--- START OF Input data ---

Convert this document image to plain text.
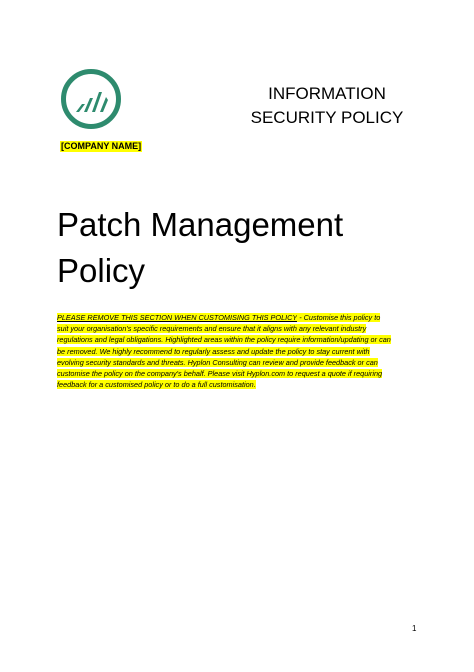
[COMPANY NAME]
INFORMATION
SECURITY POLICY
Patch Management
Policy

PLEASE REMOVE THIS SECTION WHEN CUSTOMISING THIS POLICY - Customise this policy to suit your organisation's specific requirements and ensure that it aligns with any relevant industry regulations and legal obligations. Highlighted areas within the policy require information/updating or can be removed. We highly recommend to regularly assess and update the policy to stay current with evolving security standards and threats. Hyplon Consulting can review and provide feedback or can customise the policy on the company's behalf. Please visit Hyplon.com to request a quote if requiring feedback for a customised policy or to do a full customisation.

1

--- END OF Input data ---

§ Goal:
What you return should match the records above word for word, minus the pictures.

§ Exercise solution:
Convert this document image to plain text.
[COMPANY NAME]
INFORMATION
SECURITY POLICY
Patch Management
Policy

PLEASE REMOVE THIS SECTION WHEN CUSTOMISING THIS POLICY - Customise this policy to suit your organisation's specific requirements and ensure that it aligns with any relevant industry regulations and legal obligations. Highlighted areas within the policy require information/updating or can be removed. We highly recommend to regularly assess and update the policy to stay current with evolving security standards and threats. Hyplon Consulting can review and provide feedback or can customise the policy on the company's behalf. Please visit Hyplon.com to request a quote if requiring feedback for a customised policy or to do a full customisation.

1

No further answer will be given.